Extracted data:
::::::::::

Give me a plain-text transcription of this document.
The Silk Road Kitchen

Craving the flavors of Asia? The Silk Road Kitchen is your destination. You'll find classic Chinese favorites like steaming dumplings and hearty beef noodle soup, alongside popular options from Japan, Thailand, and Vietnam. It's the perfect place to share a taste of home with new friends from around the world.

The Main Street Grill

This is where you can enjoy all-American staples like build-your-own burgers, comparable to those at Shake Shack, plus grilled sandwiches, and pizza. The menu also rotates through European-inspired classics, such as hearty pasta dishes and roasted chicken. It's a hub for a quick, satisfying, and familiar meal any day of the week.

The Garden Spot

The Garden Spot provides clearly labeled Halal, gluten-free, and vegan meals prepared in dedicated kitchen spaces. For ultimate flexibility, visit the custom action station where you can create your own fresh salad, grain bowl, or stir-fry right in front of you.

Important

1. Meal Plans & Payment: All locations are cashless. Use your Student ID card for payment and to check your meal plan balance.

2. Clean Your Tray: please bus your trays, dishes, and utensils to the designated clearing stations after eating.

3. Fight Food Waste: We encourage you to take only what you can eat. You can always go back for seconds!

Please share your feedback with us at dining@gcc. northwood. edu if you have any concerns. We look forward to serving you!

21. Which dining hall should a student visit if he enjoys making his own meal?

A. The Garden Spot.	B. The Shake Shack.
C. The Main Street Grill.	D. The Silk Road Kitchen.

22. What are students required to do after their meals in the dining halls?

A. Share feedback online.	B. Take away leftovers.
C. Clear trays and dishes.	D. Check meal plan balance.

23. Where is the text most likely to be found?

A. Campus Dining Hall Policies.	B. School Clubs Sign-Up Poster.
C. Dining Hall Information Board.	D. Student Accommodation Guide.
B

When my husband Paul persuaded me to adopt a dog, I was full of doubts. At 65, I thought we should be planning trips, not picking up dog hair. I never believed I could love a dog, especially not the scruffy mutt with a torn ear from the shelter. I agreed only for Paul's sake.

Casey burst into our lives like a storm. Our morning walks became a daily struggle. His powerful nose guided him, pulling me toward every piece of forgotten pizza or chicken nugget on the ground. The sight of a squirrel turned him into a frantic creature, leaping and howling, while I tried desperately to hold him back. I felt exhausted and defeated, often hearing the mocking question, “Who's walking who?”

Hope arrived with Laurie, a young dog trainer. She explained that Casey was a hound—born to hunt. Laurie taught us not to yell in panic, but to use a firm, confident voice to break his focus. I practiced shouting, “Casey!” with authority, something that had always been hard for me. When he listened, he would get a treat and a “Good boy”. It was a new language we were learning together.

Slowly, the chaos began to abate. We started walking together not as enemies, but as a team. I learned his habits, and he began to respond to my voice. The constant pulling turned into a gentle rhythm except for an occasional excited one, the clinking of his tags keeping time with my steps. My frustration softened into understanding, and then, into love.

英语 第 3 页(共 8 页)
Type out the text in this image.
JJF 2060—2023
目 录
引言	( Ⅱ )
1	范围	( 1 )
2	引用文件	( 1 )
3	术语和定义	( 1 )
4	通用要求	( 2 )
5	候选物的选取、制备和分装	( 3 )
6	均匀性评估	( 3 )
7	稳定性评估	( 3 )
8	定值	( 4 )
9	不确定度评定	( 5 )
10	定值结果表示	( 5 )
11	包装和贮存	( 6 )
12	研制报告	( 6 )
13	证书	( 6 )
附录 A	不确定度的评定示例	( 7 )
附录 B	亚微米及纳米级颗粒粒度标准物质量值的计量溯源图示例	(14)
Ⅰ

::::::::::

Exactly as written, give again every line from the one containing "Type out the text in this image." through the last line of the material above, and no other lines.

Type out the text in this image.
JJF 2060—2023
目 录
引言	( Ⅱ )
1	范围	( 1 )
2	引用文件	( 1 )
3	术语和定义	( 1 )
4	通用要求	( 2 )
5	候选物的选取、制备和分装	( 3 )
6	均匀性评估	( 3 )
7	稳定性评估	( 3 )
8	定值	( 4 )
9	不确定度评定	( 5 )
10	定值结果表示	( 5 )
11	包装和贮存	( 6 )
12	研制报告	( 6 )
13	证书	( 6 )
附录 A	不确定度的评定示例	( 7 )
附录 B	亚微米及纳米级颗粒粒度标准物质量值的计量溯源图示例	(14)
Ⅰ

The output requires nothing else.